Saved entries:
'''

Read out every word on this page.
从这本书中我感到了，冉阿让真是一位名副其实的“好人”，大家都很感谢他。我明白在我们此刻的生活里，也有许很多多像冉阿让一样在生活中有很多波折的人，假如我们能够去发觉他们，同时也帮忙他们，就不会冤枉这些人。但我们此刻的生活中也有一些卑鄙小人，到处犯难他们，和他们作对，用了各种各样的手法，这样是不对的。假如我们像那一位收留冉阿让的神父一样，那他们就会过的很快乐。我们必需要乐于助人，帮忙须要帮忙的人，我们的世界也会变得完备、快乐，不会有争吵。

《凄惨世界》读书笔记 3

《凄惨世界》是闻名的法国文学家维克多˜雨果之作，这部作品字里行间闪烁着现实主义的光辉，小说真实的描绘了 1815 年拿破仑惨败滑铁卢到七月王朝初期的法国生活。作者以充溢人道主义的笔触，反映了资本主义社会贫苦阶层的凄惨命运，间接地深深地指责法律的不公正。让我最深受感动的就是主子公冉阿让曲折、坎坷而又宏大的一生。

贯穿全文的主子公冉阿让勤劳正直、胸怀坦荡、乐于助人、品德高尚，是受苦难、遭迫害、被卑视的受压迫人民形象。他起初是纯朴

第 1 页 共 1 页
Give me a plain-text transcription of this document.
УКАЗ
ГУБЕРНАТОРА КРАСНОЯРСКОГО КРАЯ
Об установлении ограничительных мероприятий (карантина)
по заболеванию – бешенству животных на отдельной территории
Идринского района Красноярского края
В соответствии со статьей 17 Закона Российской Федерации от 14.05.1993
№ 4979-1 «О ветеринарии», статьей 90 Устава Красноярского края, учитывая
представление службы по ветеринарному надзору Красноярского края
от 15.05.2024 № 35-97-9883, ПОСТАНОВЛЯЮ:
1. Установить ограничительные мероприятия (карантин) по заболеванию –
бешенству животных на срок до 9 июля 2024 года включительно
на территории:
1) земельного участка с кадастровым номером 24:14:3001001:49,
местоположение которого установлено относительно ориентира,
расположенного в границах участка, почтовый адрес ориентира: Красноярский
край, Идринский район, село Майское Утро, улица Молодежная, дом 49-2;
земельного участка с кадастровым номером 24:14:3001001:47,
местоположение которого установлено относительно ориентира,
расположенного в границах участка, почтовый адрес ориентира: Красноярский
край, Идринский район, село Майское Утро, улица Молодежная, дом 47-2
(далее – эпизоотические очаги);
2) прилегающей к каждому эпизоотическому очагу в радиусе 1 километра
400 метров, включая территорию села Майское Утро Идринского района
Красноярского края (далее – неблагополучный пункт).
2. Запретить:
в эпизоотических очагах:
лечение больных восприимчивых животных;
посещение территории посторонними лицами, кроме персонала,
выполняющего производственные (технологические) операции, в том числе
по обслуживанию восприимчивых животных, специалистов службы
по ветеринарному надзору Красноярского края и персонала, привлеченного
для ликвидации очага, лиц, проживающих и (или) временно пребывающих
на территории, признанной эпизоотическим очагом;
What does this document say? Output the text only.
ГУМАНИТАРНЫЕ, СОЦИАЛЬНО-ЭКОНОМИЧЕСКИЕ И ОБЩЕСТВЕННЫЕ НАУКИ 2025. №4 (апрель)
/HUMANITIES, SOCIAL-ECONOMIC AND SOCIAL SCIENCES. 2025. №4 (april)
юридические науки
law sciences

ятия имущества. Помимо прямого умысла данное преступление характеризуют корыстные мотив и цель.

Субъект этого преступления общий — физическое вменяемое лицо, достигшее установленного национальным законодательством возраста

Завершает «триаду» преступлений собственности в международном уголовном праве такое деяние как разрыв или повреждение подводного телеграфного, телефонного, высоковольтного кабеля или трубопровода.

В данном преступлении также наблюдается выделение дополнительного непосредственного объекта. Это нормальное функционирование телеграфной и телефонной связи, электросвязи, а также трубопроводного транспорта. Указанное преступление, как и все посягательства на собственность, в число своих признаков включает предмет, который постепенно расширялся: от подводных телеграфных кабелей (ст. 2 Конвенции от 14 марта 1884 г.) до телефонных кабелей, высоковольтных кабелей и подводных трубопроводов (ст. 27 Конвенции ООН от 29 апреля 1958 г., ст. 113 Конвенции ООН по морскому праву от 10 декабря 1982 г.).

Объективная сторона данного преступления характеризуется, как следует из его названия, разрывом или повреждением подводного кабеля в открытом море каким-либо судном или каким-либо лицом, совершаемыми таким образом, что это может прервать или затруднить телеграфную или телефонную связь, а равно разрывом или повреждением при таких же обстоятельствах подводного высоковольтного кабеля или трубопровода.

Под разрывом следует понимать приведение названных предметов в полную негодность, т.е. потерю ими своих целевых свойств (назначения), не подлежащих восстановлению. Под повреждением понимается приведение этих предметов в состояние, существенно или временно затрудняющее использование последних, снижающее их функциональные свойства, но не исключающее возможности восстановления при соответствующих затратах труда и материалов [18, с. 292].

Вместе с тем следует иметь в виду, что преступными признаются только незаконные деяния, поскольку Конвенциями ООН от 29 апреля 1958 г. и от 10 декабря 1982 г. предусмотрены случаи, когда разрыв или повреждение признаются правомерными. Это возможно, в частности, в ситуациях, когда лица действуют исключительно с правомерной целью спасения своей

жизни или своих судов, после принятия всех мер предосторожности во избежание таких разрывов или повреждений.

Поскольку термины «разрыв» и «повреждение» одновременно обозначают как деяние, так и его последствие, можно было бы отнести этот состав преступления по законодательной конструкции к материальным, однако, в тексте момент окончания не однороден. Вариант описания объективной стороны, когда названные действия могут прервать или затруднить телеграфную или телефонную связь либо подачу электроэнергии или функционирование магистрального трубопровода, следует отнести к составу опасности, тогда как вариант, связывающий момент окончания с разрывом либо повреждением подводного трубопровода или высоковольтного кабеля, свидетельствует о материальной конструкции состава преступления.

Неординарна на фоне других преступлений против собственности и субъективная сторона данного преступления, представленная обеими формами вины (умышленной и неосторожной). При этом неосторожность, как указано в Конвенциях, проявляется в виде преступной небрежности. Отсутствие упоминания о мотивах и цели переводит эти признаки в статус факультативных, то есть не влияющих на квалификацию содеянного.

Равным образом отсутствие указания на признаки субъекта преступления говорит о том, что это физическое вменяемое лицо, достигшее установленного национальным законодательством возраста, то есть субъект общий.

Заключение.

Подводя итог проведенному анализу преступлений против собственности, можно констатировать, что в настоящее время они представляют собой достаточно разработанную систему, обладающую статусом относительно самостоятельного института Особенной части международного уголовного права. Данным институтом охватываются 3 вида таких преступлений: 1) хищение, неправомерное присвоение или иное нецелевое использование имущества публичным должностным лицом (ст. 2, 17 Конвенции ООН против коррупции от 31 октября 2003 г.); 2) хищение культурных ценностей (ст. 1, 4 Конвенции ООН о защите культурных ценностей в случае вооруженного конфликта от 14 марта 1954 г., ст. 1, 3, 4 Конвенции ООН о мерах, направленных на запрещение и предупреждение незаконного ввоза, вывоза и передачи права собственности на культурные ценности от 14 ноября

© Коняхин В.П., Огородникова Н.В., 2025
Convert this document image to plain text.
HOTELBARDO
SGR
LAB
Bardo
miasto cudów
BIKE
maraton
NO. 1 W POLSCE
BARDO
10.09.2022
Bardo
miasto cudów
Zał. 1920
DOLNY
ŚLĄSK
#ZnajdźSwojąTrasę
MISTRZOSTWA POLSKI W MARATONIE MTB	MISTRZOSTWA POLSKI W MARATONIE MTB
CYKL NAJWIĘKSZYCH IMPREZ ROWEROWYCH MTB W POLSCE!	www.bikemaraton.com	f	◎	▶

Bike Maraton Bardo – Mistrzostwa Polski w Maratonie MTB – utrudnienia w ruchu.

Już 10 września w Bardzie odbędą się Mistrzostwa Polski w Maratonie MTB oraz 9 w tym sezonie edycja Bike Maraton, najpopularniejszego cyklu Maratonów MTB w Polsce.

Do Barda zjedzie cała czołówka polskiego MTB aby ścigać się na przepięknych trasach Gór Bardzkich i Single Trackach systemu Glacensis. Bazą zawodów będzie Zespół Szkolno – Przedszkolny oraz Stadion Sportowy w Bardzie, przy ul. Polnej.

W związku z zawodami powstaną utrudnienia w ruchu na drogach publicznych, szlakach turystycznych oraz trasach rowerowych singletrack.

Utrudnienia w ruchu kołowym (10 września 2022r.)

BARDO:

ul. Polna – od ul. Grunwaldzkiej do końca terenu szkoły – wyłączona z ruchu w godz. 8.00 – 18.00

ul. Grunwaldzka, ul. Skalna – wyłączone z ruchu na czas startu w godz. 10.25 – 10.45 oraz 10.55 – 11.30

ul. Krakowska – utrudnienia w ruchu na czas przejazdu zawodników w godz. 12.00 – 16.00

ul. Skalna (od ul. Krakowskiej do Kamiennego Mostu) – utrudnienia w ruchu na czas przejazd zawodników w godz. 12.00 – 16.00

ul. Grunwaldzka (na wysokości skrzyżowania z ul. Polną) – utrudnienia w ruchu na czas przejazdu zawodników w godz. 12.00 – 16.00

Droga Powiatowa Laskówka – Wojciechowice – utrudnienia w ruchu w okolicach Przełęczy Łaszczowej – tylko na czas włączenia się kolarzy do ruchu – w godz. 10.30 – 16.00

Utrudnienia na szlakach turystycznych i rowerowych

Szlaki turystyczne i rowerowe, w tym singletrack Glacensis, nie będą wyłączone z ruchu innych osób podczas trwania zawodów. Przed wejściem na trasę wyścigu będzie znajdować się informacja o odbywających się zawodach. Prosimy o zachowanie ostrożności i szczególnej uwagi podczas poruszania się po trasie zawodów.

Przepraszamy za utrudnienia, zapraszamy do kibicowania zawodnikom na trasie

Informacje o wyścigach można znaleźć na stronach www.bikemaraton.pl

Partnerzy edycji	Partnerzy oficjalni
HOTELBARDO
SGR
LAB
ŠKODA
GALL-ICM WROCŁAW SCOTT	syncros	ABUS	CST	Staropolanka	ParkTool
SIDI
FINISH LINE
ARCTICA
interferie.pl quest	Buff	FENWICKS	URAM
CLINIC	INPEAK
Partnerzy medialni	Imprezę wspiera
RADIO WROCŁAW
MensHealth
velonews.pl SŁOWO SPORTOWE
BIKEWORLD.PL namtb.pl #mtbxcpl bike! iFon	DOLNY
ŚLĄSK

'''

YOUR INSTRUCTIONS ▸ Pick out the lines above that hold the string "край" and show them.

THE RESPONSE ▸
край, Идринский район, село Майское Утро, улица Молодежная, дом 49-2;
край, Идринский район, село Майское Утро, улица Молодежная, дом 47-2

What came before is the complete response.